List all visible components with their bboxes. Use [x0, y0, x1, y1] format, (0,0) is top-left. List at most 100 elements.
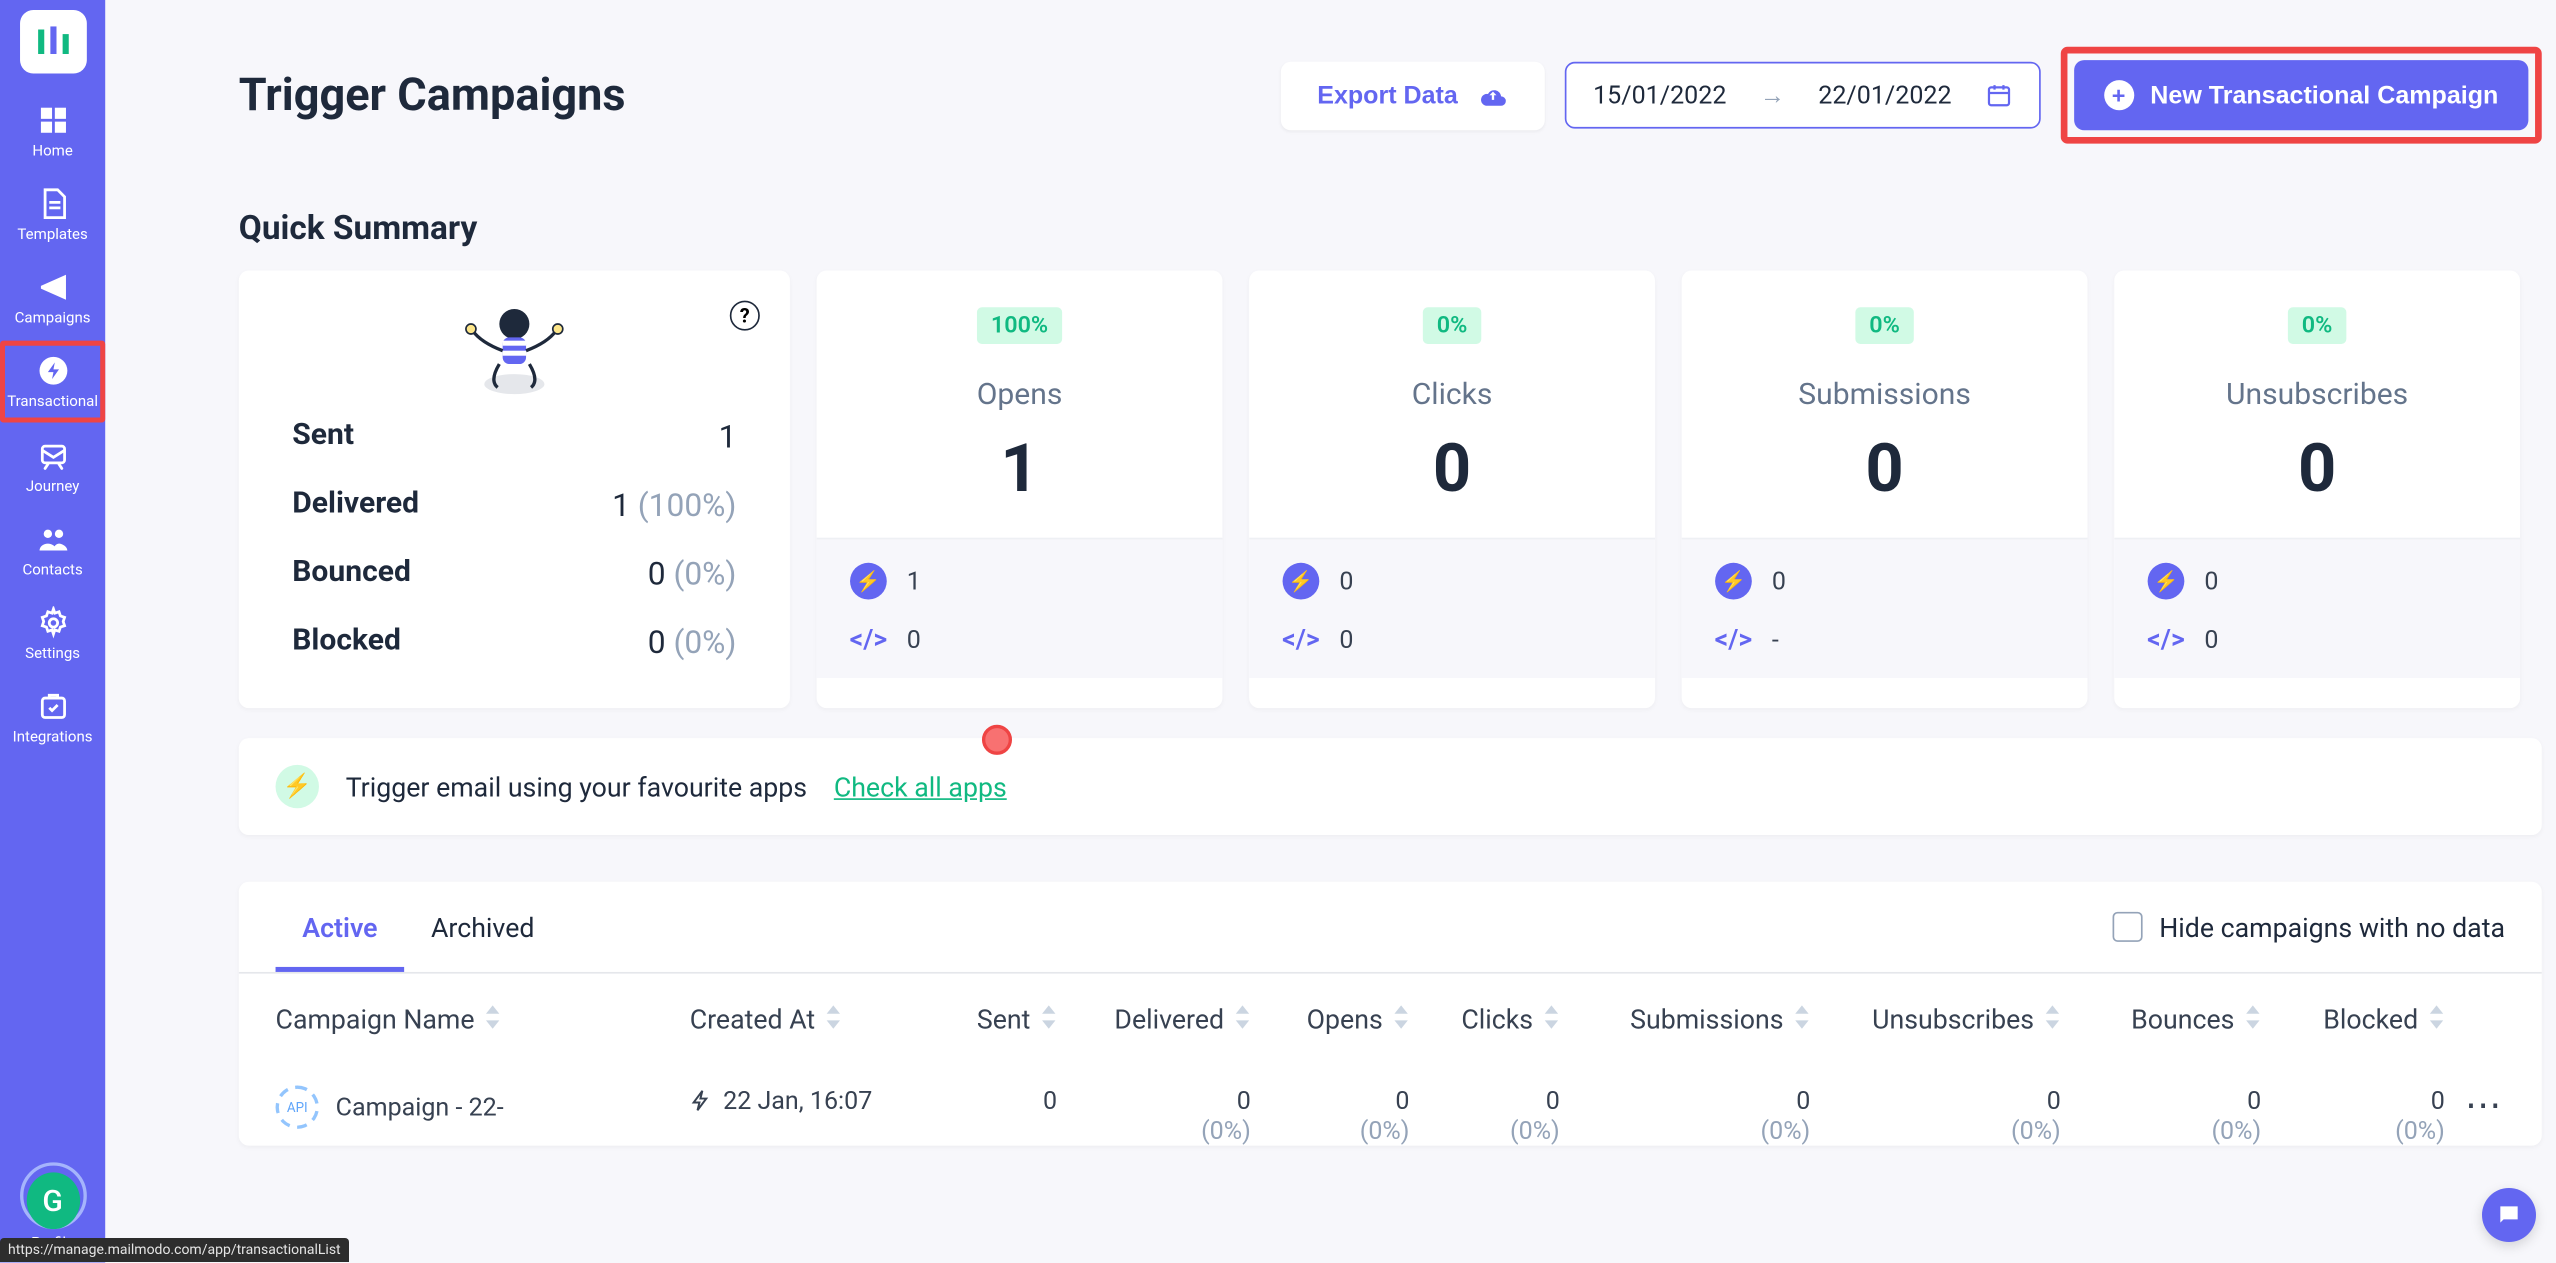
date-range-picker[interactable]: 15/01/2022 → 22/01/2022	[1565, 62, 2040, 129]
clicks-value: 0	[1283, 429, 1622, 507]
more-icon[interactable]: ⋯	[2465, 1086, 2505, 1128]
sidebar-item-transactional[interactable]: Transactional	[0, 341, 105, 423]
table-header: Campaign Name Created At Sent Delivered …	[239, 974, 2542, 1066]
sort-icon	[1543, 1004, 1560, 1036]
th-blocked[interactable]: Blocked	[2261, 1004, 2445, 1036]
bolt-icon: ⚡	[1715, 563, 1752, 600]
sidebar-item-campaigns[interactable]: Campaigns	[0, 257, 105, 337]
bounced-label: Bounced	[292, 554, 411, 592]
check-all-apps-link[interactable]: Check all apps	[834, 771, 1007, 803]
th-clicks[interactable]: Clicks	[1409, 1004, 1559, 1036]
sidebar-item-templates[interactable]: Templates	[0, 174, 105, 254]
th-name[interactable]: Campaign Name	[276, 1004, 690, 1036]
table-row[interactable]: APICampaign - 22- 22 Jan, 16:07 0 0(0%) …	[239, 1065, 2542, 1145]
sent-label: Sent	[292, 418, 354, 456]
sidebar-item-contacts[interactable]: Contacts	[0, 509, 105, 589]
sort-icon	[1234, 1004, 1251, 1036]
avatar[interactable]: G	[19, 1162, 86, 1229]
clicks-card: 0% Clicks 0 ⚡0 </>0	[1249, 271, 1655, 709]
submissions-label: Submissions	[1715, 377, 2054, 412]
checkbox-icon	[2112, 912, 2142, 942]
sort-icon	[2244, 1004, 2261, 1036]
trigger-banner: ⚡ Trigger email using your favourite app…	[239, 738, 2542, 835]
quick-summary-title: Quick Summary	[239, 207, 2542, 247]
export-button[interactable]: Export Data	[1280, 61, 1544, 129]
avatar-letter: G	[26, 1172, 79, 1229]
sort-icon	[1794, 1004, 1811, 1036]
sort-icon	[1393, 1004, 1410, 1036]
hide-no-data-checkbox[interactable]: Hide campaigns with no data	[2112, 888, 2505, 966]
bolt-icon: ⚡	[850, 563, 887, 600]
statusbar: https://manage.mailmodo.com/app/transact…	[0, 1238, 349, 1262]
bolt-icon: ⚡	[1283, 563, 1320, 600]
page-title: Trigger Campaigns	[239, 68, 1261, 121]
submissions-value: 0	[1715, 429, 2054, 507]
bolt-icon: ⚡	[2148, 563, 2185, 600]
sidebar-item-label: Journey	[26, 479, 80, 496]
submissions-card: 0% Submissions 0 ⚡0 </>-	[1682, 271, 2088, 709]
bolt-icon	[690, 1089, 713, 1112]
sort-icon	[2428, 1004, 2445, 1036]
sort-icon	[825, 1004, 842, 1036]
tabs: Active Archived Hide campaigns with no d…	[239, 882, 2542, 974]
chat-widget[interactable]	[2482, 1188, 2536, 1242]
delivered-label: Delivered	[292, 486, 419, 524]
illustration	[292, 301, 736, 398]
sidebar-item-journey[interactable]: Journey	[0, 426, 105, 506]
clicks-badge: 0%	[1423, 307, 1480, 344]
opens-card: 100% Opens 1 ⚡1 </>0	[817, 271, 1223, 709]
blocked-label: Blocked	[292, 623, 401, 661]
sidebar-item-label: Integrations	[13, 730, 93, 747]
th-submissions[interactable]: Submissions	[1560, 1004, 1811, 1036]
sidebar-item-integrations[interactable]: Integrations	[0, 676, 105, 756]
submissions-badge: 0%	[1856, 307, 1913, 344]
calendar-icon	[1985, 82, 2012, 109]
api-icon: API	[276, 1086, 319, 1129]
new-campaign-highlight: + New Transactional Campaign	[2060, 47, 2542, 144]
th-opens[interactable]: Opens	[1251, 1004, 1410, 1036]
unsubscribes-label: Unsubscribes	[2148, 377, 2487, 412]
sidebar-item-label: Settings	[25, 646, 80, 663]
help-icon[interactable]: ?	[730, 301, 760, 331]
th-sent[interactable]: Sent	[940, 1004, 1057, 1036]
sort-icon	[1040, 1004, 1057, 1036]
logo[interactable]	[19, 10, 86, 73]
unsubscribes-card: 0% Unsubscribes 0 ⚡0 </>0	[2114, 271, 2520, 709]
th-created[interactable]: Created At	[690, 1004, 941, 1036]
sidebar-item-label: Templates	[17, 227, 87, 244]
code-icon: </>	[1715, 623, 1752, 655]
clicks-label: Clicks	[1283, 377, 1622, 412]
tab-archived[interactable]: Archived	[404, 882, 561, 972]
date-from: 15/01/2022	[1593, 80, 1726, 110]
plus-icon: +	[2104, 80, 2134, 110]
sidebar-item-settings[interactable]: Settings	[0, 593, 105, 673]
sidebar-item-home[interactable]: Home	[0, 90, 105, 170]
header: Trigger Campaigns Export Data 15/01/2022…	[239, 47, 2542, 144]
opens-value: 1	[850, 429, 1189, 507]
th-bounces[interactable]: Bounces	[2061, 1004, 2261, 1036]
new-campaign-button[interactable]: + New Transactional Campaign	[2073, 60, 2528, 130]
th-delivered[interactable]: Delivered	[1057, 1004, 1251, 1036]
date-to: 22/01/2022	[1818, 80, 1951, 110]
arrow-right-icon: →	[1760, 80, 1785, 110]
sidebar: Home Templates Campaigns Transactional J…	[0, 0, 105, 1263]
opens-label: Opens	[850, 377, 1189, 412]
sort-icon	[485, 1004, 502, 1036]
hide-label: Hide campaigns with no data	[2159, 911, 2505, 943]
summary-cards: ? Sent1 Delivered1 (100%) Bounced0 (0%) …	[239, 271, 2542, 709]
sidebar-item-label: Transactional	[7, 394, 98, 411]
highlight-dot	[982, 725, 1012, 755]
new-campaign-label: New Transactional Campaign	[2150, 81, 2498, 109]
chat-icon	[2496, 1202, 2522, 1228]
code-icon: </>	[850, 623, 887, 655]
banner-text: Trigger email using your favourite apps	[346, 771, 807, 803]
th-unsubscribes[interactable]: Unsubscribes	[1810, 1004, 2061, 1036]
sidebar-item-label: Contacts	[22, 563, 82, 580]
sort-icon	[2044, 1004, 2061, 1036]
tab-active[interactable]: Active	[276, 882, 405, 972]
main-content: Trigger Campaigns Export Data 15/01/2022…	[105, 0, 2556, 1263]
campaigns-table: Active Archived Hide campaigns with no d…	[239, 882, 2542, 1146]
unsubscribes-badge: 0%	[2288, 307, 2345, 344]
bolt-badge-icon: ⚡	[276, 765, 319, 808]
code-icon: </>	[2148, 623, 2185, 655]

> **Set exercise**: Update the records above by changing every "sort-icon" to "sort-arrow" and keeping all other text as it is. Leave the pictures out of your answer.

> **Answer for this exercise**:
List all visible components with their bboxes. Use [x0, y0, x1, y1] format, (0,0) is top-left. List at most 100 elements.
date-range-picker[interactable]: 15/01/2022 → 22/01/2022	[1565, 62, 2040, 129]
clicks-value: 0	[1283, 429, 1622, 507]
more-icon[interactable]: ⋯	[2465, 1086, 2505, 1128]
sidebar-item-transactional[interactable]: Transactional	[0, 341, 105, 423]
table-header: Campaign Name Created At Sent Delivered …	[239, 974, 2542, 1066]
sort-arrow	[1543, 1004, 1560, 1036]
th-blocked[interactable]: Blocked	[2261, 1004, 2445, 1036]
bolt-icon: ⚡	[1715, 563, 1752, 600]
sidebar-item-campaigns[interactable]: Campaigns	[0, 257, 105, 337]
bounced-label: Bounced	[292, 554, 411, 592]
check-all-apps-link[interactable]: Check all apps	[834, 771, 1007, 803]
th-clicks[interactable]: Clicks	[1409, 1004, 1559, 1036]
sidebar-item-templates[interactable]: Templates	[0, 174, 105, 254]
th-name[interactable]: Campaign Name	[276, 1004, 690, 1036]
table-row[interactable]: APICampaign - 22- 22 Jan, 16:07 0 0(0%) …	[239, 1065, 2542, 1145]
sent-label: Sent	[292, 418, 354, 456]
sidebar-item-contacts[interactable]: Contacts	[0, 509, 105, 589]
sort-arrow	[1234, 1004, 1251, 1036]
avatar[interactable]: G	[19, 1162, 86, 1229]
clicks-card: 0% Clicks 0 ⚡0 </>0	[1249, 271, 1655, 709]
submissions-label: Submissions	[1715, 377, 2054, 412]
checkbox-icon	[2112, 912, 2142, 942]
sort-arrow	[2244, 1004, 2261, 1036]
trigger-banner: ⚡ Trigger email using your favourite app…	[239, 738, 2542, 835]
quick-summary-title: Quick Summary	[239, 207, 2542, 247]
export-button[interactable]: Export Data	[1280, 61, 1544, 129]
avatar-letter: G	[26, 1172, 79, 1229]
sort-arrow	[1794, 1004, 1811, 1036]
sort-arrow	[1393, 1004, 1410, 1036]
hide-no-data-checkbox[interactable]: Hide campaigns with no data	[2112, 888, 2505, 966]
bolt-icon: ⚡	[850, 563, 887, 600]
statusbar: https://manage.mailmodo.com/app/transact…	[0, 1238, 349, 1262]
bolt-icon: ⚡	[1283, 563, 1320, 600]
page-title: Trigger Campaigns	[239, 68, 1261, 121]
submissions-value: 0	[1715, 429, 2054, 507]
bolt-icon: ⚡	[2148, 563, 2185, 600]
sidebar-item-label: Journey	[26, 479, 80, 496]
submissions-card: 0% Submissions 0 ⚡0 </>-	[1682, 271, 2088, 709]
bolt-icon	[690, 1089, 713, 1112]
sort-arrow	[2428, 1004, 2445, 1036]
sort-arrow	[825, 1004, 842, 1036]
tabs: Active Archived Hide campaigns with no d…	[239, 882, 2542, 974]
chat-widget[interactable]	[2482, 1188, 2536, 1242]
delivered-label: Delivered	[292, 486, 419, 524]
illustration	[292, 301, 736, 398]
sidebar-item-journey[interactable]: Journey	[0, 426, 105, 506]
clicks-badge: 0%	[1423, 307, 1480, 344]
opens-card: 100% Opens 1 ⚡1 </>0	[817, 271, 1223, 709]
blocked-label: Blocked	[292, 623, 401, 661]
sidebar-item-label: Integrations	[13, 730, 93, 747]
th-submissions[interactable]: Submissions	[1560, 1004, 1811, 1036]
sidebar-item-integrations[interactable]: Integrations	[0, 676, 105, 756]
submissions-badge: 0%	[1856, 307, 1913, 344]
calendar-icon	[1985, 82, 2012, 109]
api-icon: API	[276, 1086, 319, 1129]
new-campaign-highlight: + New Transactional Campaign	[2060, 47, 2542, 144]
th-opens[interactable]: Opens	[1251, 1004, 1410, 1036]
unsubscribes-label: Unsubscribes	[2148, 377, 2487, 412]
sidebar-item-label: Settings	[25, 646, 80, 663]
help-icon[interactable]: ?	[730, 301, 760, 331]
th-sent[interactable]: Sent	[940, 1004, 1057, 1036]
sort-arrow	[1040, 1004, 1057, 1036]
logo[interactable]	[19, 10, 86, 73]
unsubscribes-card: 0% Unsubscribes 0 ⚡0 </>0	[2114, 271, 2520, 709]
th-created[interactable]: Created At	[690, 1004, 941, 1036]
sidebar-item-label: Templates	[17, 227, 87, 244]
code-icon: </>	[1715, 623, 1752, 655]
clicks-label: Clicks	[1283, 377, 1622, 412]
tab-archived[interactable]: Archived	[404, 882, 561, 972]
date-from: 15/01/2022	[1593, 80, 1726, 110]
plus-icon: +	[2104, 80, 2134, 110]
sidebar-item-settings[interactable]: Settings	[0, 593, 105, 673]
sidebar-item-home[interactable]: Home	[0, 90, 105, 170]
header: Trigger Campaigns Export Data 15/01/2022…	[239, 47, 2542, 144]
opens-value: 1	[850, 429, 1189, 507]
th-bounces[interactable]: Bounces	[2061, 1004, 2261, 1036]
new-campaign-button[interactable]: + New Transactional Campaign	[2073, 60, 2528, 130]
th-delivered[interactable]: Delivered	[1057, 1004, 1251, 1036]
date-to: 22/01/2022	[1818, 80, 1951, 110]
arrow-right-icon: →	[1760, 80, 1785, 110]
sidebar: Home Templates Campaigns Transactional J…	[0, 0, 105, 1263]
opens-label: Opens	[850, 377, 1189, 412]
sort-arrow	[485, 1004, 502, 1036]
hide-label: Hide campaigns with no data	[2159, 911, 2505, 943]
summary-cards: ? Sent1 Delivered1 (100%) Bounced0 (0%) …	[239, 271, 2542, 709]
sidebar-item-label: Transactional	[7, 394, 98, 411]
highlight-dot	[982, 725, 1012, 755]
new-campaign-label: New Transactional Campaign	[2150, 81, 2498, 109]
chat-icon	[2496, 1202, 2522, 1228]
code-icon: </>	[850, 623, 887, 655]
banner-text: Trigger email using your favourite apps	[346, 771, 807, 803]
th-unsubscribes[interactable]: Unsubscribes	[1810, 1004, 2061, 1036]
sidebar-item-label: Contacts	[22, 563, 82, 580]
sort-arrow	[2044, 1004, 2061, 1036]
tab-active[interactable]: Active	[276, 882, 405, 972]
main-content: Trigger Campaigns Export Data 15/01/2022…	[105, 0, 2556, 1263]
campaigns-table: Active Archived Hide campaigns with no d…	[239, 882, 2542, 1146]
unsubscribes-badge: 0%	[2288, 307, 2345, 344]
bolt-badge-icon: ⚡	[276, 765, 319, 808]
code-icon: </>	[2148, 623, 2185, 655]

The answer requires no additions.